** JOB **
Pick out each line in these entries that contains the string "Федерации".

Rows from a dataset:
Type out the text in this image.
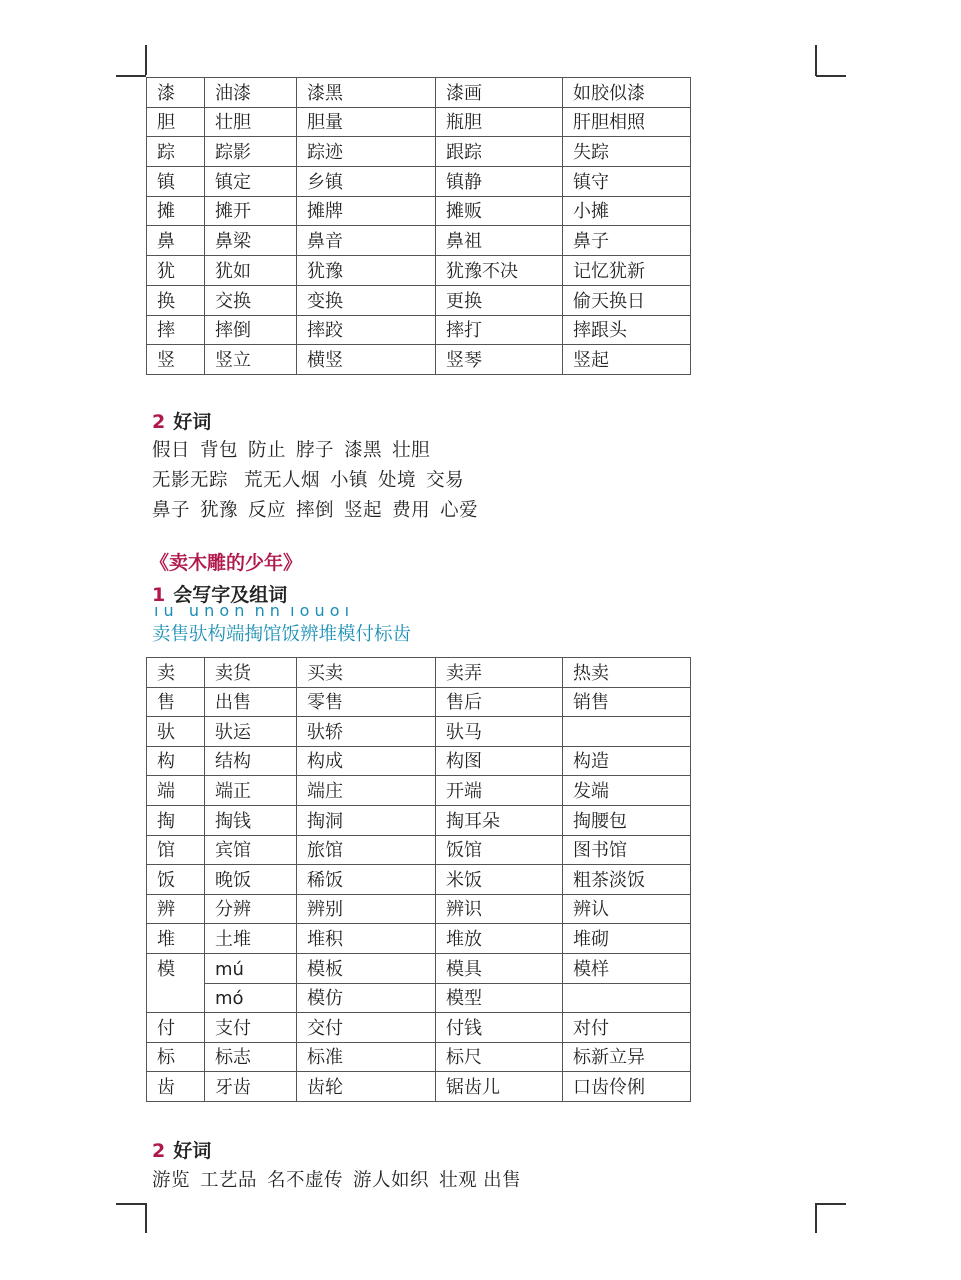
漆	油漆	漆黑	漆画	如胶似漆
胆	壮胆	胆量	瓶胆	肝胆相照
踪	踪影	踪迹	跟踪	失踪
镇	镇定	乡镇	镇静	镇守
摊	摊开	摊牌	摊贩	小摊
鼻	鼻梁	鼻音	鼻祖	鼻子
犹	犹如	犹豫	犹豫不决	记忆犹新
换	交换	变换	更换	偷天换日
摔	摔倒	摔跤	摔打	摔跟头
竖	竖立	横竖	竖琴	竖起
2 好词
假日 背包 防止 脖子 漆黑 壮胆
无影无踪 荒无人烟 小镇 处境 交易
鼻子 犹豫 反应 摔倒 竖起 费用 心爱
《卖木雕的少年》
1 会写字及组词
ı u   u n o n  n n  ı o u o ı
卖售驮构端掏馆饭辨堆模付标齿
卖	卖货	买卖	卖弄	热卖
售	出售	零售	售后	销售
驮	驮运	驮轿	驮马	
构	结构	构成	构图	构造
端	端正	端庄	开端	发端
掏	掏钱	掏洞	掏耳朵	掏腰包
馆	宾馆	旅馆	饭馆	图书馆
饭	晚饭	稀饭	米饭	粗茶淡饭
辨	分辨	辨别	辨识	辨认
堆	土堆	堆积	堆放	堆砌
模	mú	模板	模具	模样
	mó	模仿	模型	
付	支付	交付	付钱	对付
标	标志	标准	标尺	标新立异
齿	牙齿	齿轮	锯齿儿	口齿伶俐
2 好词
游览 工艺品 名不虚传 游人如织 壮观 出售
* * *
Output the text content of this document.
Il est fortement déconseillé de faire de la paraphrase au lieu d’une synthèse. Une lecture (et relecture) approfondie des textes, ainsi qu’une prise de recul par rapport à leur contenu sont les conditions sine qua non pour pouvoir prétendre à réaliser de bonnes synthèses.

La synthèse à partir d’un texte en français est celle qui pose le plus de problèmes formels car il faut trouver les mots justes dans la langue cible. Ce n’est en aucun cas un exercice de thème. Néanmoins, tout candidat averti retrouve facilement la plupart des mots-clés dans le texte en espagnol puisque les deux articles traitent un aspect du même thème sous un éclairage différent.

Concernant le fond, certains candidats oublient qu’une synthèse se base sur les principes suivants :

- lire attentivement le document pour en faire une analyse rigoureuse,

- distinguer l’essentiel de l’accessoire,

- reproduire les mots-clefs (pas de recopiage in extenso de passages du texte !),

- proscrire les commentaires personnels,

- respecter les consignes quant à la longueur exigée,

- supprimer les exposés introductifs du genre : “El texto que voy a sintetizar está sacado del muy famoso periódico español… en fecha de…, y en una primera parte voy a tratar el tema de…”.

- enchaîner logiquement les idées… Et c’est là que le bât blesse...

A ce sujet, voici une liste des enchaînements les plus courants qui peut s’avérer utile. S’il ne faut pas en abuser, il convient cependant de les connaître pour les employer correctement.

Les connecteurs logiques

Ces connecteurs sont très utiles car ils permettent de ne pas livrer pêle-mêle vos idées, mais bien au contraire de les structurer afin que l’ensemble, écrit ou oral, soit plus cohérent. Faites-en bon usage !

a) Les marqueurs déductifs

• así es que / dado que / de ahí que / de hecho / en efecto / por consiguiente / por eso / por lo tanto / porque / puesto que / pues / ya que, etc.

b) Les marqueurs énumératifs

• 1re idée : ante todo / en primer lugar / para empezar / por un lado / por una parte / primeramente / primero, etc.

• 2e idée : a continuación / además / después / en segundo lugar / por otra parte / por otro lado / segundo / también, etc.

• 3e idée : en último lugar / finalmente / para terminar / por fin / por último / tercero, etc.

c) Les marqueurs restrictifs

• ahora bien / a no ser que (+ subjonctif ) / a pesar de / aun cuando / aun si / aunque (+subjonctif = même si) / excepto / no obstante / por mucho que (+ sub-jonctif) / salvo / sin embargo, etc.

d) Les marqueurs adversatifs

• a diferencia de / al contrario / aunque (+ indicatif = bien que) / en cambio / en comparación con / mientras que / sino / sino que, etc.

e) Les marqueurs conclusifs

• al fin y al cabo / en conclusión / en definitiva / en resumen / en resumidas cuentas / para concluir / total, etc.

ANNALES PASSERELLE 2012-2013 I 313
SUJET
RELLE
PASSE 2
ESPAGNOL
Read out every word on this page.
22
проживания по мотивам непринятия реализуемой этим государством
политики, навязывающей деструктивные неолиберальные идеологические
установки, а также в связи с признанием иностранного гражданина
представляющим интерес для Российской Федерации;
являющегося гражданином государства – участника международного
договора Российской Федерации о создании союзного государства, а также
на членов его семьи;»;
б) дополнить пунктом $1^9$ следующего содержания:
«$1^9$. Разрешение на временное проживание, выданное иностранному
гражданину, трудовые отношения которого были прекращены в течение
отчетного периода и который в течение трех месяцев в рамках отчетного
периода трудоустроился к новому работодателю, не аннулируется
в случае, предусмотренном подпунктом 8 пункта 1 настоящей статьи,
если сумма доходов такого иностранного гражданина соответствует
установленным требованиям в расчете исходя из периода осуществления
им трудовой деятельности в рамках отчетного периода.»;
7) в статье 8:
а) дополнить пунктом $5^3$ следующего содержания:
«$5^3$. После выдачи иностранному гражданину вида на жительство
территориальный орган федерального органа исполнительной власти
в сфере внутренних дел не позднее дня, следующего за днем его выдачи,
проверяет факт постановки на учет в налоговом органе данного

** ANSWER FOR THIS EXERCISE **
представляющим интерес для Российской Федерации;
договора Российской Федерации о создании союзного государства, а также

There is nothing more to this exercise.